> [EXERCISE GOAL] Collect every line of the records below that contains the word "series".

Some records:

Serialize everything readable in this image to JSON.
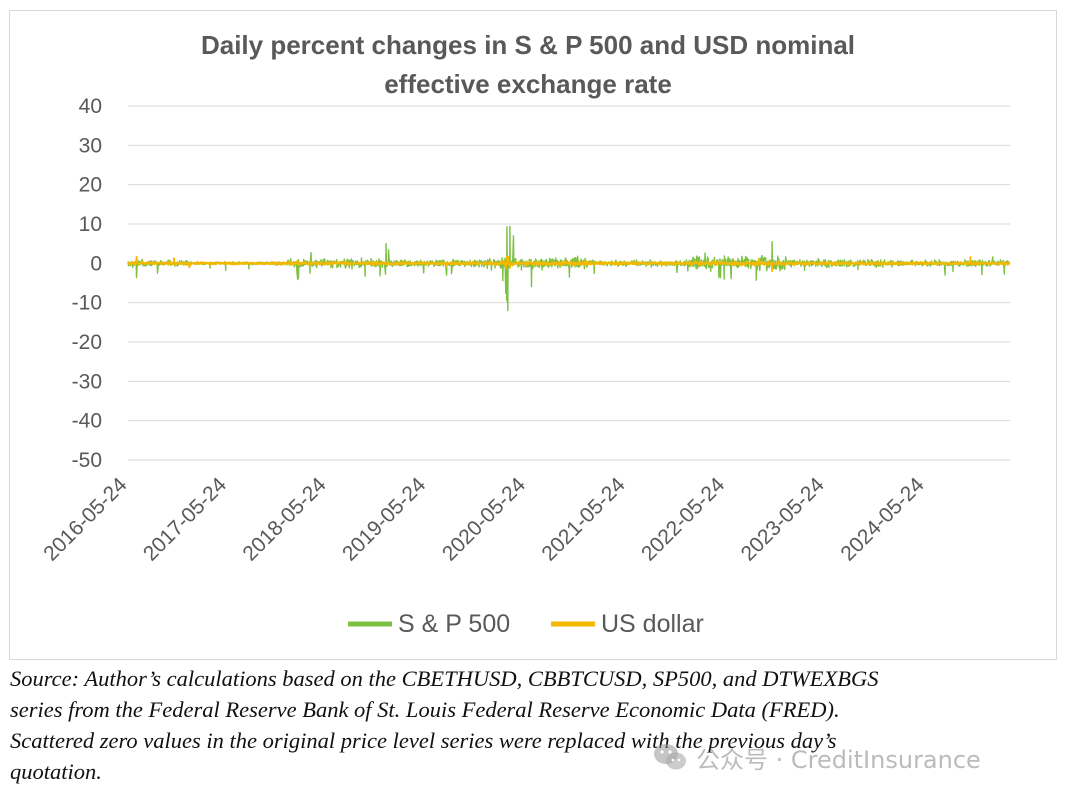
{
  "chart_data": {
    "type": "line",
    "title_lines": [
      "Daily percent changes in S & P 500 and USD nominal",
      "effective exchange rate"
    ],
    "yticks": [
      40,
      30,
      20,
      10,
      0,
      -10,
      -20,
      -30,
      -40,
      -50
    ],
    "ylim": [
      -50,
      40
    ],
    "x_start": "2016-05-24",
    "x_end": "2025-03-31",
    "xticks": [
      "2016-05-24",
      "2017-05-24",
      "2018-05-24",
      "2019-05-24",
      "2020-05-24",
      "2021-05-24",
      "2022-05-24",
      "2023-05-24",
      "2024-05-24"
    ],
    "grid": "horizontal",
    "legend_position": "bottom",
    "series": [
      {
        "name": "S & P 500",
        "color": "#7cc142",
        "points": [
          [
            "2016-05-24",
            0.5
          ],
          [
            "2016-06-10",
            -1.0
          ],
          [
            "2016-06-24",
            -3.6
          ],
          [
            "2016-07-15",
            1.0
          ],
          [
            "2016-09-09",
            -2.5
          ],
          [
            "2016-11-09",
            1.2
          ],
          [
            "2017-03-21",
            -1.2
          ],
          [
            "2017-05-17",
            -1.8
          ],
          [
            "2017-08-10",
            -1.4
          ],
          [
            "2018-02-02",
            -2.1
          ],
          [
            "2018-02-05",
            -4.1
          ],
          [
            "2018-02-08",
            -3.8
          ],
          [
            "2018-03-22",
            -2.5
          ],
          [
            "2018-03-26",
            2.7
          ],
          [
            "2018-10-10",
            -3.3
          ],
          [
            "2018-12-04",
            -3.2
          ],
          [
            "2018-12-24",
            -2.7
          ],
          [
            "2018-12-26",
            5.0
          ],
          [
            "2019-01-04",
            3.4
          ],
          [
            "2019-05-13",
            -2.4
          ],
          [
            "2019-08-05",
            -3.0
          ],
          [
            "2019-08-23",
            -2.6
          ],
          [
            "2020-02-27",
            -4.4
          ],
          [
            "2020-03-09",
            -7.6
          ],
          [
            "2020-03-12",
            -9.5
          ],
          [
            "2020-03-13",
            9.3
          ],
          [
            "2020-03-16",
            -12.0
          ],
          [
            "2020-03-24",
            9.4
          ],
          [
            "2020-04-06",
            7.0
          ],
          [
            "2020-06-11",
            -5.9
          ],
          [
            "2020-10-28",
            -3.5
          ],
          [
            "2020-11-09",
            1.2
          ],
          [
            "2021-01-27",
            -2.6
          ],
          [
            "2021-11-26",
            -2.3
          ],
          [
            "2022-01-05",
            -1.9
          ],
          [
            "2022-03-09",
            2.6
          ],
          [
            "2022-04-29",
            -3.6
          ],
          [
            "2022-05-05",
            -3.6
          ],
          [
            "2022-05-18",
            -4.0
          ],
          [
            "2022-06-13",
            -3.9
          ],
          [
            "2022-09-13",
            -4.3
          ],
          [
            "2022-11-10",
            5.5
          ],
          [
            "2023-03-09",
            -1.8
          ],
          [
            "2023-09-21",
            -1.6
          ],
          [
            "2024-08-05",
            -3.0
          ],
          [
            "2024-09-03",
            -2.1
          ],
          [
            "2024-12-18",
            -2.9
          ],
          [
            "2025-01-27",
            1.6
          ],
          [
            "2025-03-10",
            -2.7
          ]
        ]
      },
      {
        "name": "US dollar",
        "color": "#f5b800",
        "points": [
          [
            "2016-06-24",
            1.7
          ],
          [
            "2016-11-09",
            1.3
          ],
          [
            "2017-01-04",
            -1.0
          ],
          [
            "2018-02-05",
            0.7
          ],
          [
            "2019-08-05",
            -0.8
          ],
          [
            "2020-03-09",
            -1.3
          ],
          [
            "2020-03-13",
            1.6
          ],
          [
            "2020-03-19",
            1.7
          ],
          [
            "2020-03-24",
            -1.2
          ],
          [
            "2022-09-23",
            1.2
          ],
          [
            "2022-11-10",
            -2.0
          ],
          [
            "2024-11-06",
            1.6
          ]
        ]
      }
    ]
  },
  "source_lines": [
    "Source: Author’s calculations based on the CBETHUSD, CBBTCUSD, SP500, and DTWEXBGS",
    "series from the Federal Reserve Bank of St. Louis Federal Reserve Economic Data (FRED).",
    "Scattered zero values in the original price level series were replaced with the previous day’s",
    "quotation."
  ],
  "watermark": {
    "text": "公众号 · CreditInsurance",
    "icon": "wechat-icon"
  }
}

> [RESULT OF THIS TASK]
    "series": [
    "series from the Federal Reserve Bank of St. Louis Federal Reserve Economic Data (FRED).",
    "Scattered zero values in the original price level series were replaced with the previous day’s",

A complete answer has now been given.